** Begin Data supplied **
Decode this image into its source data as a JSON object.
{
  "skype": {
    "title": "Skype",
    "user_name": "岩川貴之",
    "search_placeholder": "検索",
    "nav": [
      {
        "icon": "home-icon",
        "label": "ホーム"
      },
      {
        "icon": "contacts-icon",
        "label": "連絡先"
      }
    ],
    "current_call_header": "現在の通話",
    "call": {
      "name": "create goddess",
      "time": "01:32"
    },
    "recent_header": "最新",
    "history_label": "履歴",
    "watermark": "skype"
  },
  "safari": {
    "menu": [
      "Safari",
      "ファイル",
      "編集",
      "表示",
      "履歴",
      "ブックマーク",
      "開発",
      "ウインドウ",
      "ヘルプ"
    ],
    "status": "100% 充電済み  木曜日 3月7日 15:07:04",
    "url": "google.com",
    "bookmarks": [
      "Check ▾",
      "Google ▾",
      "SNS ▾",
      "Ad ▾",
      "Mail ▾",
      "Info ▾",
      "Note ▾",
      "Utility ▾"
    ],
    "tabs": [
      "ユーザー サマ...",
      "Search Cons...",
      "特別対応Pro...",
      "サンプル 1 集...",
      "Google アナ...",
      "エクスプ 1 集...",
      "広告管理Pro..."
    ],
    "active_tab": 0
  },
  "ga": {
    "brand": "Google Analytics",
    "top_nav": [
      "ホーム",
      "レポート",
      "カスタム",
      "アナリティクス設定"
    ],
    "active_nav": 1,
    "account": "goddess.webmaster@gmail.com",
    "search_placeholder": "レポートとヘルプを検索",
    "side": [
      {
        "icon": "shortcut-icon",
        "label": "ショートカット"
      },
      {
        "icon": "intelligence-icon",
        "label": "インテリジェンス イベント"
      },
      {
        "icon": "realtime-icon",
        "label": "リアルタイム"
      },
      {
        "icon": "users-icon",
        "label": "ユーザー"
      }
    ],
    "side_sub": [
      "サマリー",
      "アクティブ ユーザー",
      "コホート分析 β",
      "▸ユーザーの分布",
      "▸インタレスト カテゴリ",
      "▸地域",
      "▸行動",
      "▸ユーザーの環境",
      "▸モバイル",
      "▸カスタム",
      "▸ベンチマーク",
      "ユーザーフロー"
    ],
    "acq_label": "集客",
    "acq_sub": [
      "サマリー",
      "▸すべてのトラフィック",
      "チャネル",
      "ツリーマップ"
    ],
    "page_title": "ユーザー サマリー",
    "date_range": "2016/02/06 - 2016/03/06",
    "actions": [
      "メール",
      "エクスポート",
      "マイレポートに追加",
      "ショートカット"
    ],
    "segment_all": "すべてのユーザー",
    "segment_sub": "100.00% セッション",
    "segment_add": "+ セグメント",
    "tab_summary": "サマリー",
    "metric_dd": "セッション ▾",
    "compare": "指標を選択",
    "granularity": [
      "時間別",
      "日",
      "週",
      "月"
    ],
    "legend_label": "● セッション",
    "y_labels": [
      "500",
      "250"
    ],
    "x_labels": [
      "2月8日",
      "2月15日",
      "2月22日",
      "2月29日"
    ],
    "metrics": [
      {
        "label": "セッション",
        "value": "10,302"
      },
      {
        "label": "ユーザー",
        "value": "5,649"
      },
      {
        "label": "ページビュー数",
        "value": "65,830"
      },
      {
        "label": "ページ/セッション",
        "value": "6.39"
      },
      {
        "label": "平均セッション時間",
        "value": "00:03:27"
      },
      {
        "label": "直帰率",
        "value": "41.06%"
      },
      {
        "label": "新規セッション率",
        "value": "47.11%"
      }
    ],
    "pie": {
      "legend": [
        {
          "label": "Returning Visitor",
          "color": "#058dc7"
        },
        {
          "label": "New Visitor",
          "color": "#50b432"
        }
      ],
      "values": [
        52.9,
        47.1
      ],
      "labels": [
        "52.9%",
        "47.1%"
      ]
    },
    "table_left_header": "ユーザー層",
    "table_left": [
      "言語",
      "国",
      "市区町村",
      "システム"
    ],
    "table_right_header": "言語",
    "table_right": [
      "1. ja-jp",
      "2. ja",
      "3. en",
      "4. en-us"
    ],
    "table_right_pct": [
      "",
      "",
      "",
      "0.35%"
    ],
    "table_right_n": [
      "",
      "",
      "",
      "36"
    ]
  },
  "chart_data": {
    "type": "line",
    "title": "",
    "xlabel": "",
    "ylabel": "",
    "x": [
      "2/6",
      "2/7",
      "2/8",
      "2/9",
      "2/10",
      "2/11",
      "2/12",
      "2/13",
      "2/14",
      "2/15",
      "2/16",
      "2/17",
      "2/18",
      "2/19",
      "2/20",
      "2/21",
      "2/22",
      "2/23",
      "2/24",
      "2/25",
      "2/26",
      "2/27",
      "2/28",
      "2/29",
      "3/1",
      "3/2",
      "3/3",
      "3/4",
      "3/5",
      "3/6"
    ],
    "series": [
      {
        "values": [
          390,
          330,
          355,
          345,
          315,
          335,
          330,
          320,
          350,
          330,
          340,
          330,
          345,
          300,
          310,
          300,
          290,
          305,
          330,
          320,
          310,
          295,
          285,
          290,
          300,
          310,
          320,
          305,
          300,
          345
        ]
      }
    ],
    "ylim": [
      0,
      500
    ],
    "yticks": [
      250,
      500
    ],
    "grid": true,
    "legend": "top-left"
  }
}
** End Data supplied **
#### Requirement:
Reproduce the material above exactly; please quote every line of it.

#### Result:
Decode this image into its source data as a JSON object.
{
  "skype": {
    "title": "Skype",
    "user_name": "岩川貴之",
    "search_placeholder": "検索",
    "nav": [
      {
        "icon": "home-icon",
        "label": "ホーム"
      },
      {
        "icon": "contacts-icon",
        "label": "連絡先"
      }
    ],
    "current_call_header": "現在の通話",
    "call": {
      "name": "create goddess",
      "time": "01:32"
    },
    "recent_header": "最新",
    "history_label": "履歴",
    "watermark": "skype"
  },
  "safari": {
    "menu": [
      "Safari",
      "ファイル",
      "編集",
      "表示",
      "履歴",
      "ブックマーク",
      "開発",
      "ウインドウ",
      "ヘルプ"
    ],
    "status": "100% 充電済み  木曜日 3月7日 15:07:04",
    "url": "google.com",
    "bookmarks": [
      "Check ▾",
      "Google ▾",
      "SNS ▾",
      "Ad ▾",
      "Mail ▾",
      "Info ▾",
      "Note ▾",
      "Utility ▾"
    ],
    "tabs": [
      "ユーザー サマ...",
      "Search Cons...",
      "特別対応Pro...",
      "サンプル 1 集...",
      "Google アナ...",
      "エクスプ 1 集...",
      "広告管理Pro..."
    ],
    "active_tab": 0
  },
  "ga": {
    "brand": "Google Analytics",
    "top_nav": [
      "ホーム",
      "レポート",
      "カスタム",
      "アナリティクス設定"
    ],
    "active_nav": 1,
    "account": "goddess.webmaster@gmail.com",
    "search_placeholder": "レポートとヘルプを検索",
    "side": [
      {
        "icon": "shortcut-icon",
        "label": "ショートカット"
      },
      {
        "icon": "intelligence-icon",
        "label": "インテリジェンス イベント"
      },
      {
        "icon": "realtime-icon",
        "label": "リアルタイム"
      },
      {
        "icon": "users-icon",
        "label": "ユーザー"
      }
    ],
    "side_sub": [
      "サマリー",
      "アクティブ ユーザー",
      "コホート分析 β",
      "▸ユーザーの分布",
      "▸インタレスト カテゴリ",
      "▸地域",
      "▸行動",
      "▸ユーザーの環境",
      "▸モバイル",
      "▸カスタム",
      "▸ベンチマーク",
      "ユーザーフロー"
    ],
    "acq_label": "集客",
    "acq_sub": [
      "サマリー",
      "▸すべてのトラフィック",
      "チャネル",
      "ツリーマップ"
    ],
    "page_title": "ユーザー サマリー",
    "date_range": "2016/02/06 - 2016/03/06",
    "actions": [
      "メール",
      "エクスポート",
      "マイレポートに追加",
      "ショートカット"
    ],
    "segment_all": "すべてのユーザー",
    "segment_sub": "100.00% セッション",
    "segment_add": "+ セグメント",
    "tab_summary": "サマリー",
    "metric_dd": "セッション ▾",
    "compare": "指標を選択",
    "granularity": [
      "時間別",
      "日",
      "週",
      "月"
    ],
    "legend_label": "● セッション",
    "y_labels": [
      "500",
      "250"
    ],
    "x_labels": [
      "2月8日",
      "2月15日",
      "2月22日",
      "2月29日"
    ],
    "metrics": [
      {
        "label": "セッション",
        "value": "10,302"
      },
      {
        "label": "ユーザー",
        "value": "5,649"
      },
      {
        "label": "ページビュー数",
        "value": "65,830"
      },
      {
        "label": "ページ/セッション",
        "value": "6.39"
      },
      {
        "label": "平均セッション時間",
        "value": "00:03:27"
      },
      {
        "label": "直帰率",
        "value": "41.06%"
      },
      {
        "label": "新規セッション率",
        "value": "47.11%"
      }
    ],
    "pie": {
      "legend": [
        {
          "label": "Returning Visitor",
          "color": "#058dc7"
        },
        {
          "label": "New Visitor",
          "color": "#50b432"
        }
      ],
      "values": [
        52.9,
        47.1
      ],
      "labels": [
        "52.9%",
        "47.1%"
      ]
    },
    "table_left_header": "ユーザー層",
    "table_left": [
      "言語",
      "国",
      "市区町村",
      "システム"
    ],
    "table_right_header": "言語",
    "table_right": [
      "1. ja-jp",
      "2. ja",
      "3. en",
      "4. en-us"
    ],
    "table_right_pct": [
      "",
      "",
      "",
      "0.35%"
    ],
    "table_right_n": [
      "",
      "",
      "",
      "36"
    ]
  },
  "chart_data": {
    "type": "line",
    "title": "",
    "xlabel": "",
    "ylabel": "",
    "x": [
      "2/6",
      "2/7",
      "2/8",
      "2/9",
      "2/10",
      "2/11",
      "2/12",
      "2/13",
      "2/14",
      "2/15",
      "2/16",
      "2/17",
      "2/18",
      "2/19",
      "2/20",
      "2/21",
      "2/22",
      "2/23",
      "2/24",
      "2/25",
      "2/26",
      "2/27",
      "2/28",
      "2/29",
      "3/1",
      "3/2",
      "3/3",
      "3/4",
      "3/5",
      "3/6"
    ],
    "series": [
      {
        "values": [
          390,
          330,
          355,
          345,
          315,
          335,
          330,
          320,
          350,
          330,
          340,
          330,
          345,
          300,
          310,
          300,
          290,
          305,
          330,
          320,
          310,
          295,
          285,
          290,
          300,
          310,
          320,
          305,
          300,
          345
        ]
      }
    ],
    "ylim": [
      0,
      500
    ],
    "yticks": [
      250,
      500
    ],
    "grid": true,
    "legend": "top-left"
  }
}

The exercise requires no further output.